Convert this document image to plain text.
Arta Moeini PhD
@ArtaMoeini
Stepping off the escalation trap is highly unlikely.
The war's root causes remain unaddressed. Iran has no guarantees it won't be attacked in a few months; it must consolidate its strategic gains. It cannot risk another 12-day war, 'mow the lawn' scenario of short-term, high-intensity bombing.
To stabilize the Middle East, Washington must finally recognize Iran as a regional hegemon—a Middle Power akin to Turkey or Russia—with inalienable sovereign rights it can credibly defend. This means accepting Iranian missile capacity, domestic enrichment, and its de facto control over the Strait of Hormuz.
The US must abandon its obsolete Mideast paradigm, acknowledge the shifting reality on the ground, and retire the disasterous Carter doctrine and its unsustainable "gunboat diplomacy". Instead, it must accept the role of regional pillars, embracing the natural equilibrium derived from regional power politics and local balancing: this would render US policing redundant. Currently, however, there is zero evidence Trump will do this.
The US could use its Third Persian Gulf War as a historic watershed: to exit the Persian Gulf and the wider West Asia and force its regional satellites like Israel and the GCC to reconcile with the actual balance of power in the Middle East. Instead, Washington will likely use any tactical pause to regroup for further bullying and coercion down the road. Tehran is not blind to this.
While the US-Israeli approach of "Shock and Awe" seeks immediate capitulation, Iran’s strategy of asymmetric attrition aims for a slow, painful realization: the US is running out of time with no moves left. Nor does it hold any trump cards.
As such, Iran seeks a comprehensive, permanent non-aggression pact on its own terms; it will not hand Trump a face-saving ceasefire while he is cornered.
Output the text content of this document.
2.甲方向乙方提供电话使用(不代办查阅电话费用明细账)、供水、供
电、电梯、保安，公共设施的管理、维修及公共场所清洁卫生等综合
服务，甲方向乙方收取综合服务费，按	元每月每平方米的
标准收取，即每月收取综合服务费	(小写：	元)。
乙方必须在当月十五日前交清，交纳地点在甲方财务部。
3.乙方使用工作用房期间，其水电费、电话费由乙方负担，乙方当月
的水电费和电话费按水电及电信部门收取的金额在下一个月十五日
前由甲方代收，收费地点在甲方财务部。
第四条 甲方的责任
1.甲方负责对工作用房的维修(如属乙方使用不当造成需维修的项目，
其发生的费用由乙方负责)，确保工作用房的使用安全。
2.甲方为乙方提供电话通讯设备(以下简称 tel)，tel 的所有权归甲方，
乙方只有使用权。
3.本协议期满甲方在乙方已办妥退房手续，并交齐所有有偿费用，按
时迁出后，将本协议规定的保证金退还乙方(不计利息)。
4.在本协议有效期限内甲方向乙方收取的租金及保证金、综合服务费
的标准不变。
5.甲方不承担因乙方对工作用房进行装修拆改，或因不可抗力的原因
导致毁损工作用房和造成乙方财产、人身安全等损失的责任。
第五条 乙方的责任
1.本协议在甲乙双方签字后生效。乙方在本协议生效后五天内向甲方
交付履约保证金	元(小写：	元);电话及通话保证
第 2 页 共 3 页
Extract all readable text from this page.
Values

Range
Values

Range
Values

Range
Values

What is expected =>
All of the material above needs to be retyped word for word.

Exercise answer =>
Convert this document image to plain text.
Arta Moeini PhD
@ArtaMoeini
Stepping off the escalation trap is highly unlikely.
The war's root causes remain unaddressed. Iran has no guarantees it won't be attacked in a few months; it must consolidate its strategic gains. It cannot risk another 12-day war, 'mow the lawn' scenario of short-term, high-intensity bombing.
To stabilize the Middle East, Washington must finally recognize Iran as a regional hegemon—a Middle Power akin to Turkey or Russia—with inalienable sovereign rights it can credibly defend. This means accepting Iranian missile capacity, domestic enrichment, and its de facto control over the Strait of Hormuz.
The US must abandon its obsolete Mideast paradigm, acknowledge the shifting reality on the ground, and retire the disasterous Carter doctrine and its unsustainable "gunboat diplomacy". Instead, it must accept the role of regional pillars, embracing the natural equilibrium derived from regional power politics and local balancing: this would render US policing redundant. Currently, however, there is zero evidence Trump will do this.
The US could use its Third Persian Gulf War as a historic watershed: to exit the Persian Gulf and the wider West Asia and force its regional satellites like Israel and the GCC to reconcile with the actual balance of power in the Middle East. Instead, Washington will likely use any tactical pause to regroup for further bullying and coercion down the road. Tehran is not blind to this.
While the US-Israeli approach of "Shock and Awe" seeks immediate capitulation, Iran’s strategy of asymmetric attrition aims for a slow, painful realization: the US is running out of time with no moves left. Nor does it hold any trump cards.
As such, Iran seeks a comprehensive, permanent non-aggression pact on its own terms; it will not hand Trump a face-saving ceasefire while he is cornered.
Output the text content of this document.
2.甲方向乙方提供电话使用(不代办查阅电话费用明细账)、供水、供
电、电梯、保安，公共设施的管理、维修及公共场所清洁卫生等综合
服务，甲方向乙方收取综合服务费，按	元每月每平方米的
标准收取，即每月收取综合服务费	(小写：	元)。
乙方必须在当月十五日前交清，交纳地点在甲方财务部。
3.乙方使用工作用房期间，其水电费、电话费由乙方负担，乙方当月
的水电费和电话费按水电及电信部门收取的金额在下一个月十五日
前由甲方代收，收费地点在甲方财务部。
第四条 甲方的责任
1.甲方负责对工作用房的维修(如属乙方使用不当造成需维修的项目，
其发生的费用由乙方负责)，确保工作用房的使用安全。
2.甲方为乙方提供电话通讯设备(以下简称 tel)，tel 的所有权归甲方，
乙方只有使用权。
3.本协议期满甲方在乙方已办妥退房手续，并交齐所有有偿费用，按
时迁出后，将本协议规定的保证金退还乙方(不计利息)。
4.在本协议有效期限内甲方向乙方收取的租金及保证金、综合服务费
的标准不变。
5.甲方不承担因乙方对工作用房进行装修拆改，或因不可抗力的原因
导致毁损工作用房和造成乙方财产、人身安全等损失的责任。
第五条 乙方的责任
1.本协议在甲乙双方签字后生效。乙方在本协议生效后五天内向甲方
交付履约保证金	元(小写：	元);电话及通话保证
第 2 页 共 3 页
Extract all readable text from this page.
Values

Range
Values

Range
Values

Range
Values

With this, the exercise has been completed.